__EXERCISE PROMPT__: Can you transcribe every record below exactly as it appears?

Stored data
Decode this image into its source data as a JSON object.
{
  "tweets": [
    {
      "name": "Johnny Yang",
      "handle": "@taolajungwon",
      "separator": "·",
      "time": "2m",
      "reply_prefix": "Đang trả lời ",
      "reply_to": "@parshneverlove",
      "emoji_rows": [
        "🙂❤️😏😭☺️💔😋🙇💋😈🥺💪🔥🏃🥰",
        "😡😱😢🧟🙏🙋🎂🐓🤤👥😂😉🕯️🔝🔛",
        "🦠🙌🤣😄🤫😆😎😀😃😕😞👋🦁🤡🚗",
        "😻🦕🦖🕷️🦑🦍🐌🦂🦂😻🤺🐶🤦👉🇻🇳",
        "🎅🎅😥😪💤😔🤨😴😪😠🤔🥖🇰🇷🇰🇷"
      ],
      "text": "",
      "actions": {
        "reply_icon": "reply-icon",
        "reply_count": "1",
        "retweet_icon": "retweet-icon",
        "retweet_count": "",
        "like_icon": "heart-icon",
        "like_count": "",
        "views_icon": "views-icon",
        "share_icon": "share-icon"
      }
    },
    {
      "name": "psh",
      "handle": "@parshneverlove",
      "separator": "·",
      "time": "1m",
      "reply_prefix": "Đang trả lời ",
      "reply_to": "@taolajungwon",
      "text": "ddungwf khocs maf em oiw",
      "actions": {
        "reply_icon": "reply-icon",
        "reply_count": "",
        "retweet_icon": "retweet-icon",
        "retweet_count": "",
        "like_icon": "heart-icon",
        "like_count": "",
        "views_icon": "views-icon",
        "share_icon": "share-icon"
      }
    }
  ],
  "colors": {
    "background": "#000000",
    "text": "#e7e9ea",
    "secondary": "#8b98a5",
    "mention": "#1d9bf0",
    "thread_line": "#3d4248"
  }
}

__RESPONSE FOR THIS EXERCISE__:
Decode this image into its source data as a JSON object.
{
  "tweets": [
    {
      "name": "Johnny Yang",
      "handle": "@taolajungwon",
      "separator": "·",
      "time": "2m",
      "reply_prefix": "Đang trả lời ",
      "reply_to": "@parshneverlove",
      "emoji_rows": [
        "🙂❤️😏😭☺️💔😋🙇💋😈🥺💪🔥🏃🥰",
        "😡😱😢🧟🙏🙋🎂🐓🤤👥😂😉🕯️🔝🔛",
        "🦠🙌🤣😄🤫😆😎😀😃😕😞👋🦁🤡🚗",
        "😻🦕🦖🕷️🦑🦍🐌🦂🦂😻🤺🐶🤦👉🇻🇳",
        "🎅🎅😥😪💤😔🤨😴😪😠🤔🥖🇰🇷🇰🇷"
      ],
      "text": "",
      "actions": {
        "reply_icon": "reply-icon",
        "reply_count": "1",
        "retweet_icon": "retweet-icon",
        "retweet_count": "",
        "like_icon": "heart-icon",
        "like_count": "",
        "views_icon": "views-icon",
        "share_icon": "share-icon"
      }
    },
    {
      "name": "psh",
      "handle": "@parshneverlove",
      "separator": "·",
      "time": "1m",
      "reply_prefix": "Đang trả lời ",
      "reply_to": "@taolajungwon",
      "text": "ddungwf khocs maf em oiw",
      "actions": {
        "reply_icon": "reply-icon",
        "reply_count": "",
        "retweet_icon": "retweet-icon",
        "retweet_count": "",
        "like_icon": "heart-icon",
        "like_count": "",
        "views_icon": "views-icon",
        "share_icon": "share-icon"
      }
    }
  ],
  "colors": {
    "background": "#000000",
    "text": "#e7e9ea",
    "secondary": "#8b98a5",
    "mention": "#1d9bf0",
    "thread_line": "#3d4248"
  }
}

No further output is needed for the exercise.